## REQUIRED TASK
Omit the images, then output each of the records below exactly.

Records from a collection of figures:
+ + + + + + +

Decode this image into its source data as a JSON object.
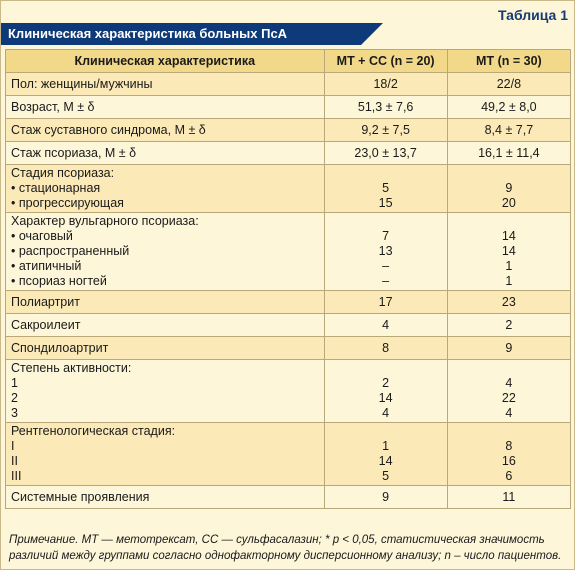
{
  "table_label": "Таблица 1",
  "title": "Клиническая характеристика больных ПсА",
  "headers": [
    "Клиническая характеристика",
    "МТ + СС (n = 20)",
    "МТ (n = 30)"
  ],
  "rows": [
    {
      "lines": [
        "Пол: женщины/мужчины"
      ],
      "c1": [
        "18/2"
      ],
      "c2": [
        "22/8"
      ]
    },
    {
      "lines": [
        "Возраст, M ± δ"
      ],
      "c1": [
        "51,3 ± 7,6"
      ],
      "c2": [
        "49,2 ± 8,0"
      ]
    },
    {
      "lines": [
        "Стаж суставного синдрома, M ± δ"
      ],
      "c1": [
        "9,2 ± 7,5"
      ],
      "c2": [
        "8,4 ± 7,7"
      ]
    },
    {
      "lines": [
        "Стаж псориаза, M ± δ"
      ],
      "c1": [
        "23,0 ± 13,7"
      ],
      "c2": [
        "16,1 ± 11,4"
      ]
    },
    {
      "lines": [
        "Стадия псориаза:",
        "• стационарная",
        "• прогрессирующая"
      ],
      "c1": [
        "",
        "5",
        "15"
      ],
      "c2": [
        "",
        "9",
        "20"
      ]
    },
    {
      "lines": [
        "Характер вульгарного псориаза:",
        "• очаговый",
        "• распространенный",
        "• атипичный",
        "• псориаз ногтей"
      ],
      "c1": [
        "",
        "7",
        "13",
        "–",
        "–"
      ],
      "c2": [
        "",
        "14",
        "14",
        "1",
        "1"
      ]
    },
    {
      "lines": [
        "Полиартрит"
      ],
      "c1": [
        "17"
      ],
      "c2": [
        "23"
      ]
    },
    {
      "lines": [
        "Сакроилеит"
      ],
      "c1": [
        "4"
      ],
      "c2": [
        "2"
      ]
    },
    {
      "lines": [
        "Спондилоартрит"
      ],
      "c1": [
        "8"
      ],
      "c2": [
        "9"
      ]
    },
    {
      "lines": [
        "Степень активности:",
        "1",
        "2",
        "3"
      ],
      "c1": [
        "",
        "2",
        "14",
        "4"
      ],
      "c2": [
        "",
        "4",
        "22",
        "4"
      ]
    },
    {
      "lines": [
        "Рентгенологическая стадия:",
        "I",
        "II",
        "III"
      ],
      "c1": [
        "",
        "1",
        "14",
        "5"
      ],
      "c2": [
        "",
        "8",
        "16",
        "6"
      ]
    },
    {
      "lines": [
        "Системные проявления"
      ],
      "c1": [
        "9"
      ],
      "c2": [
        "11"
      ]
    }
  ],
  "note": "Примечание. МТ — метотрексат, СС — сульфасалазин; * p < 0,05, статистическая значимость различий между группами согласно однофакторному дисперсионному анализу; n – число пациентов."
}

+ + + + + + +

## SOLUTION TO THIS PROBLEM
Decode this image into its source data as a JSON object.
{
  "table_label": "Таблица 1",
  "title": "Клиническая характеристика больных ПсА",
  "headers": [
    "Клиническая характеристика",
    "МТ + СС (n = 20)",
    "МТ (n = 30)"
  ],
  "rows": [
    {
      "lines": [
        "Пол: женщины/мужчины"
      ],
      "c1": [
        "18/2"
      ],
      "c2": [
        "22/8"
      ]
    },
    {
      "lines": [
        "Возраст, M ± δ"
      ],
      "c1": [
        "51,3 ± 7,6"
      ],
      "c2": [
        "49,2 ± 8,0"
      ]
    },
    {
      "lines": [
        "Стаж суставного синдрома, M ± δ"
      ],
      "c1": [
        "9,2 ± 7,5"
      ],
      "c2": [
        "8,4 ± 7,7"
      ]
    },
    {
      "lines": [
        "Стаж псориаза, M ± δ"
      ],
      "c1": [
        "23,0 ± 13,7"
      ],
      "c2": [
        "16,1 ± 11,4"
      ]
    },
    {
      "lines": [
        "Стадия псориаза:",
        "• стационарная",
        "• прогрессирующая"
      ],
      "c1": [
        "",
        "5",
        "15"
      ],
      "c2": [
        "",
        "9",
        "20"
      ]
    },
    {
      "lines": [
        "Характер вульгарного псориаза:",
        "• очаговый",
        "• распространенный",
        "• атипичный",
        "• псориаз ногтей"
      ],
      "c1": [
        "",
        "7",
        "13",
        "–",
        "–"
      ],
      "c2": [
        "",
        "14",
        "14",
        "1",
        "1"
      ]
    },
    {
      "lines": [
        "Полиартрит"
      ],
      "c1": [
        "17"
      ],
      "c2": [
        "23"
      ]
    },
    {
      "lines": [
        "Сакроилеит"
      ],
      "c1": [
        "4"
      ],
      "c2": [
        "2"
      ]
    },
    {
      "lines": [
        "Спондилоартрит"
      ],
      "c1": [
        "8"
      ],
      "c2": [
        "9"
      ]
    },
    {
      "lines": [
        "Степень активности:",
        "1",
        "2",
        "3"
      ],
      "c1": [
        "",
        "2",
        "14",
        "4"
      ],
      "c2": [
        "",
        "4",
        "22",
        "4"
      ]
    },
    {
      "lines": [
        "Рентгенологическая стадия:",
        "I",
        "II",
        "III"
      ],
      "c1": [
        "",
        "1",
        "14",
        "5"
      ],
      "c2": [
        "",
        "8",
        "16",
        "6"
      ]
    },
    {
      "lines": [
        "Системные проявления"
      ],
      "c1": [
        "9"
      ],
      "c2": [
        "11"
      ]
    }
  ],
  "note": "Примечание. МТ — метотрексат, СС — сульфасалазин; * p < 0,05, статистическая значимость различий между группами согласно однофакторному дисперсионному анализу; n – число пациентов."
}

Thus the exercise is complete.